# [Information supplied]
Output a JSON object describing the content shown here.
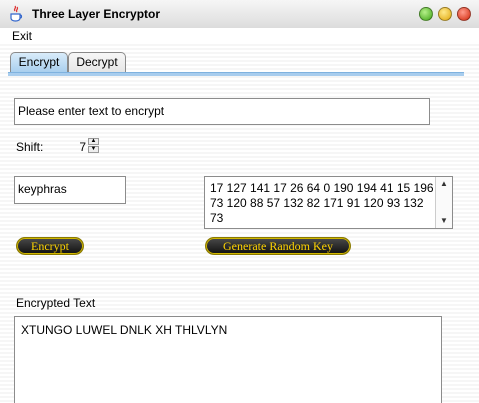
{
  "window": {
    "title": "Three Layer Encryptor"
  },
  "menu": {
    "exit_label": "Exit"
  },
  "tabs": [
    {
      "label": "Encrypt",
      "active": true
    },
    {
      "label": "Decrypt",
      "active": false
    }
  ],
  "encrypt": {
    "plain_text_value": "Please enter text to encrypt",
    "shift_label": "Shift:",
    "shift_value": "7",
    "keyphrase_value": "keyphras",
    "key_text": "17 127 141 17 26 64 0 190 194 41 15 196 73 120 88 57 132 82 171 91 120 93 132 73",
    "encrypt_button": "Encrypt",
    "generate_key_button": "Generate Random Key",
    "encrypted_label": "Encrypted Text",
    "encrypted_value": "XTUNGO LUWEL DNLK XH THLVLYN"
  },
  "colors": {
    "tab_active": "#a9cfee",
    "button_bg": "#101010",
    "button_text": "#ffd400"
  },
  "icons": {
    "app": "java-cup-icon",
    "window_controls": [
      "green-zoom-icon",
      "yellow-minimize-icon",
      "red-close-icon"
    ],
    "spinner": [
      "spinner-up-icon",
      "spinner-down-icon"
    ]
  }
}
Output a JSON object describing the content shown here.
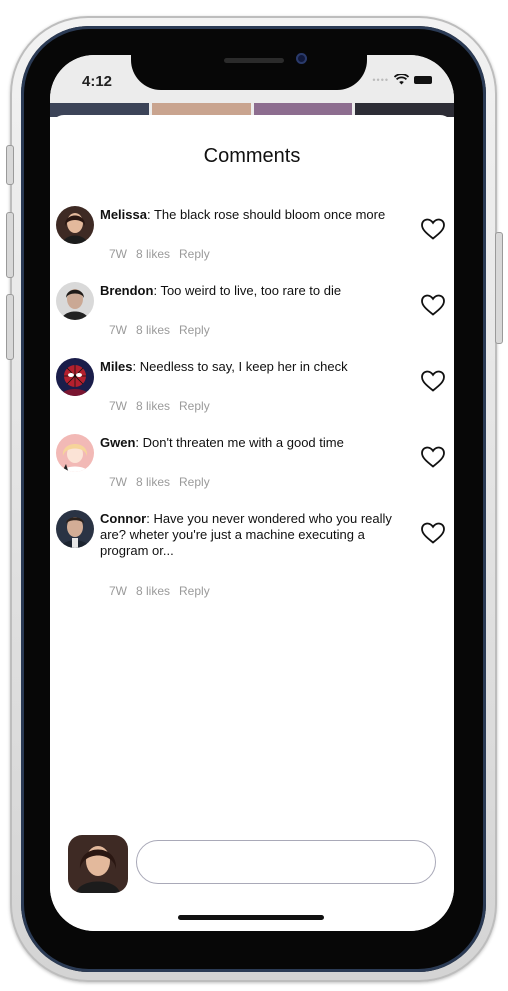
{
  "status_bar": {
    "time": "4:12",
    "icons": [
      "cellular-dots-icon",
      "wifi-icon",
      "battery-icon"
    ]
  },
  "sheet": {
    "title": "Comments"
  },
  "comments": [
    {
      "author": "Melissa",
      "text": ": The black rose should bloom once more",
      "age": "7W",
      "likes": "8 likes",
      "reply": "Reply",
      "liked": false
    },
    {
      "author": "Brendon",
      "text": ": Too weird to live, too rare to die",
      "age": "7W",
      "likes": "8 likes",
      "reply": "Reply",
      "liked": false
    },
    {
      "author": "Miles",
      "text": ": Needless to say, I keep her in check",
      "age": "7W",
      "likes": "8 likes",
      "reply": "Reply",
      "liked": false
    },
    {
      "author": "Gwen",
      "text": ": Don't threaten me with a good time",
      "age": "7W",
      "likes": "8 likes",
      "reply": "Reply",
      "liked": false
    },
    {
      "author": "Connor",
      "text": ": Have you never wondered who you really are? wheter you're just a machine executing a program or...",
      "age": "7W",
      "likes": "8 likes",
      "reply": "Reply",
      "liked": false
    }
  ],
  "composer": {
    "value": "",
    "placeholder": ""
  },
  "colors": {
    "meta_text": "#9a9a9a",
    "input_border": "#a9a9b8",
    "device_frame": "#d4d4d4",
    "bezel": "#070707"
  }
}
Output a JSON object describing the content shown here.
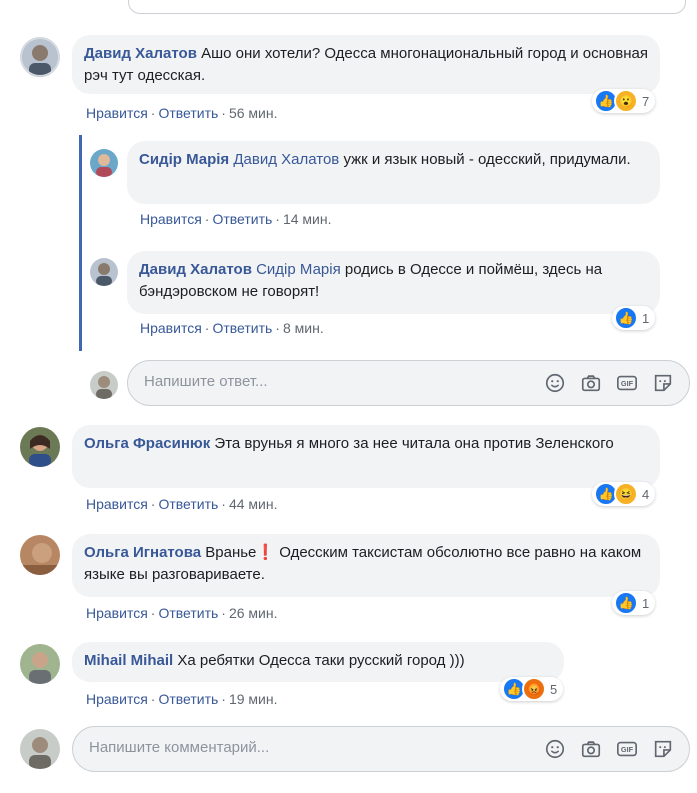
{
  "comments": [
    {
      "author": "Давид Халатов",
      "mention": "",
      "text": "Ашо они хотели? Одесса многонациональный город и основная рэч тут одесская.",
      "like": "Нравится",
      "reply": "Ответить",
      "time": "56 мин.",
      "reactions": [
        "like",
        "wow"
      ],
      "count": "7"
    },
    {
      "author": "Сидір Марія",
      "mention": "Давид Халатов",
      "text": "ужк и язык новый - одесский, придумали.",
      "like": "Нравится",
      "reply": "Ответить",
      "time": "14 мин."
    },
    {
      "author": "Давид Халатов",
      "mention": "Сидір Марія",
      "text": "родись в Одессе и поймёш, здесь на бэндэровском не говорят!",
      "like": "Нравится",
      "reply": "Ответить",
      "time": "8 мин.",
      "reactions": [
        "like"
      ],
      "count": "1"
    },
    {
      "author": "Ольга Фрасинюк",
      "mention": "",
      "text": "Эта врунья я много за нее читала она против Зеленского",
      "like": "Нравится",
      "reply": "Ответить",
      "time": "44 мин.",
      "reactions": [
        "like",
        "haha"
      ],
      "count": "4"
    },
    {
      "author": "Ольга Игнатова",
      "mention": "",
      "text": "Вранье❗ Одесским таксистам обсолютно все равно на каком языке вы разговариваете.",
      "like": "Нравится",
      "reply": "Ответить",
      "time": "26 мин.",
      "reactions": [
        "like"
      ],
      "count": "1"
    },
    {
      "author": "Mihail Mihail",
      "mention": "",
      "text": "Ха ребятки Одесса таки русский город )))",
      "like": "Нравится",
      "reply": "Ответить",
      "time": "19 мин.",
      "reactions": [
        "like",
        "angry"
      ],
      "count": "5"
    }
  ],
  "reply_input": {
    "placeholder": "Напишите ответ..."
  },
  "comment_input": {
    "placeholder": "Напишите комментарий..."
  },
  "icons": [
    "emoji-icon",
    "camera-icon",
    "gif-icon",
    "sticker-icon"
  ],
  "colors": {
    "link": "#385898",
    "like": "#1877f2",
    "thread": "#4267b2",
    "bubble": "#f2f3f5"
  }
}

# [To be done]
Go through the entries above and copy every line containing "Ольга".

# [Answer to this exercise]
      "author": "Ольга Фрасинюк",
      "author": "Ольга Игнатова",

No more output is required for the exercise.